Exercise details> Pictures in the records should not be copied, but every other part must be repeated exactly.
=== Task data ===
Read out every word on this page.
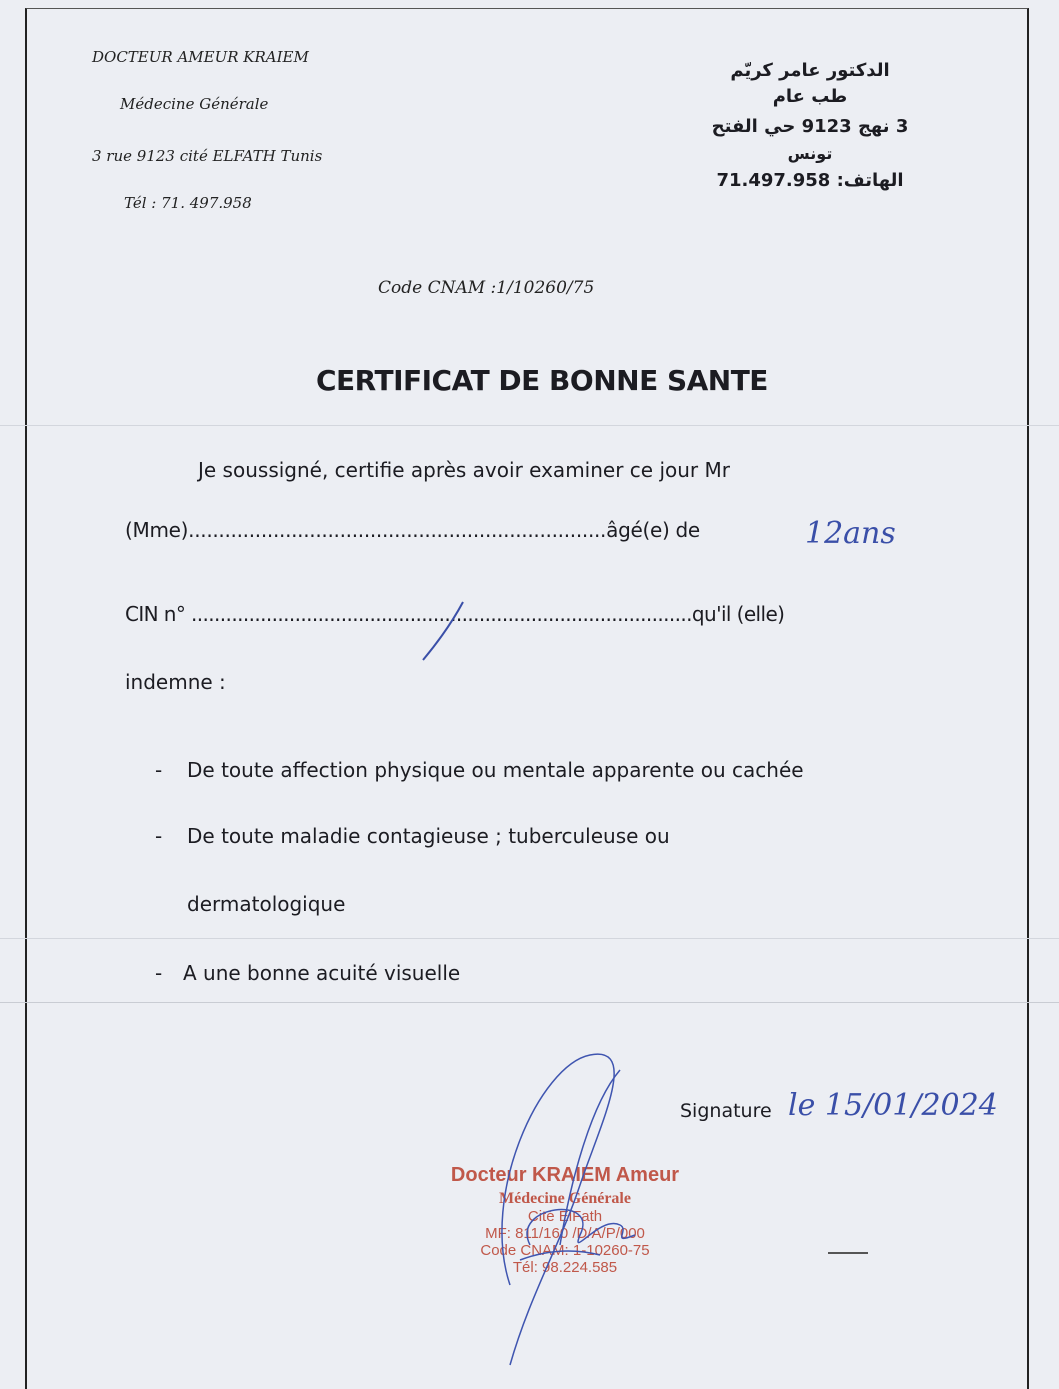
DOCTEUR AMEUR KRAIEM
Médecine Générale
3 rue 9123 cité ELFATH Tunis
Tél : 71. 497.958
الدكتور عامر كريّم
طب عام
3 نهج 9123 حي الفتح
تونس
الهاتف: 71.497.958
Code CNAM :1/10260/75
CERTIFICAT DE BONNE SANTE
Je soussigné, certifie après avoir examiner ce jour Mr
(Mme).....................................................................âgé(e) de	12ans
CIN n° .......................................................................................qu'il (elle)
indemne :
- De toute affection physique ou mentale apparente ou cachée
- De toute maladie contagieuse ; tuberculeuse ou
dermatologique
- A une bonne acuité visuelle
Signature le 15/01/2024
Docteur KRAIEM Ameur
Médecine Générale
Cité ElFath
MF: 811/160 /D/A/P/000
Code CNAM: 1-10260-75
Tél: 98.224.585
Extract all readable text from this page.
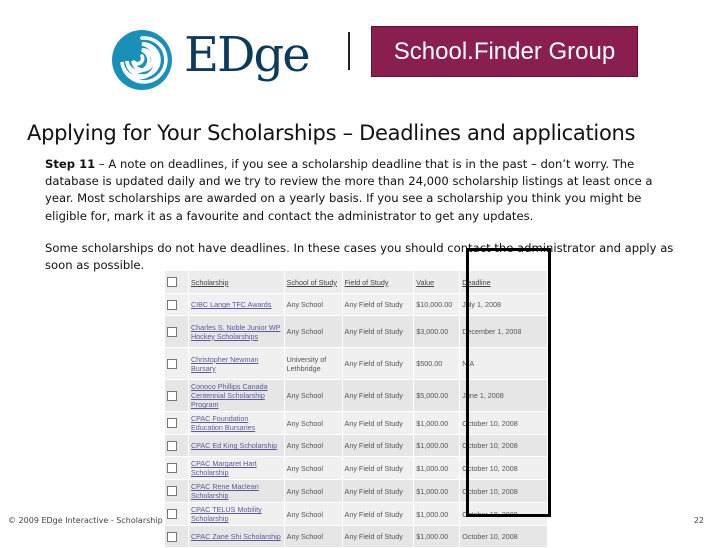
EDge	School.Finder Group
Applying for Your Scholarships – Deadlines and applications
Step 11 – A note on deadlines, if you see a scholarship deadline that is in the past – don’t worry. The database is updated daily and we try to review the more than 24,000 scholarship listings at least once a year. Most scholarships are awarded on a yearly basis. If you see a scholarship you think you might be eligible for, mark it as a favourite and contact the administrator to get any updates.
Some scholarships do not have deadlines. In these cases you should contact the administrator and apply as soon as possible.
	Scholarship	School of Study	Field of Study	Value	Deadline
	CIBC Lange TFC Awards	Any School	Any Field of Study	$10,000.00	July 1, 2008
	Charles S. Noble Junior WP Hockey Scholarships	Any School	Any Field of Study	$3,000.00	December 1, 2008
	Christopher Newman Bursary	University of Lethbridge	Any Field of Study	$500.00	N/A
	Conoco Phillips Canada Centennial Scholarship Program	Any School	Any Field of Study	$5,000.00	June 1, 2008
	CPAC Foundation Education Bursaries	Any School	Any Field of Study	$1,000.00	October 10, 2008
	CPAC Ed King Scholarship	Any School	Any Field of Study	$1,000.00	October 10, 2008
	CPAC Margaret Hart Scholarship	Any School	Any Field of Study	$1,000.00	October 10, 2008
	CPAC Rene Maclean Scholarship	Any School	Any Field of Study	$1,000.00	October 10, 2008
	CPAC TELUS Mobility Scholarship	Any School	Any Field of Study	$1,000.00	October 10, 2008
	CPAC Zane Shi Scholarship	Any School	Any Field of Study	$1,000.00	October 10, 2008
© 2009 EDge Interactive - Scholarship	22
===
Task response>
Read out every word on this page.
DOCTEUR AMEUR KRAIEM
Médecine Générale
3 rue 9123 cité ELFATH Tunis
Tél : 71. 497.958
الدكتور عامر كريّم
طب عام
3 نهج 9123 حي الفتح
تونس
الهاتف: 71.497.958
Code CNAM :1/10260/75
CERTIFICAT DE BONNE SANTE
Je soussigné, certifie après avoir examiner ce jour Mr
(Mme).....................................................................âgé(e) de	12ans
CIN n° .......................................................................................qu'il (elle)
indemne :
- De toute affection physique ou mentale apparente ou cachée
- De toute maladie contagieuse ; tuberculeuse ou
dermatologique
- A une bonne acuité visuelle
Signature le 15/01/2024
Docteur KRAIEM Ameur
Médecine Générale
Cité ElFath
MF: 811/160 /D/A/P/000
Code CNAM: 1-10260-75
Tél: 98.224.585
Extract all readable text from this page.
EDge	School.Finder Group
Applying for Your Scholarships – Deadlines and applications
Step 11 – A note on deadlines, if you see a scholarship deadline that is in the past – don’t worry. The database is updated daily and we try to review the more than 24,000 scholarship listings at least once a year. Most scholarships are awarded on a yearly basis. If you see a scholarship you think you might be eligible for, mark it as a favourite and contact the administrator to get any updates.
Some scholarships do not have deadlines. In these cases you should contact the administrator and apply as soon as possible.
	Scholarship	School of Study	Field of Study	Value	Deadline
	CIBC Lange TFC Awards	Any School	Any Field of Study	$10,000.00	July 1, 2008
	Charles S. Noble Junior WP Hockey Scholarships	Any School	Any Field of Study	$3,000.00	December 1, 2008
	Christopher Newman Bursary	University of Lethbridge	Any Field of Study	$500.00	N/A
	Conoco Phillips Canada Centennial Scholarship Program	Any School	Any Field of Study	$5,000.00	June 1, 2008
	CPAC Foundation Education Bursaries	Any School	Any Field of Study	$1,000.00	October 10, 2008
	CPAC Ed King Scholarship	Any School	Any Field of Study	$1,000.00	October 10, 2008
	CPAC Margaret Hart Scholarship	Any School	Any Field of Study	$1,000.00	October 10, 2008
	CPAC Rene Maclean Scholarship	Any School	Any Field of Study	$1,000.00	October 10, 2008
	CPAC TELUS Mobility Scholarship	Any School	Any Field of Study	$1,000.00	October 10, 2008
	CPAC Zane Shi Scholarship	Any School	Any Field of Study	$1,000.00	October 10, 2008
© 2009 EDge Interactive - Scholarship	22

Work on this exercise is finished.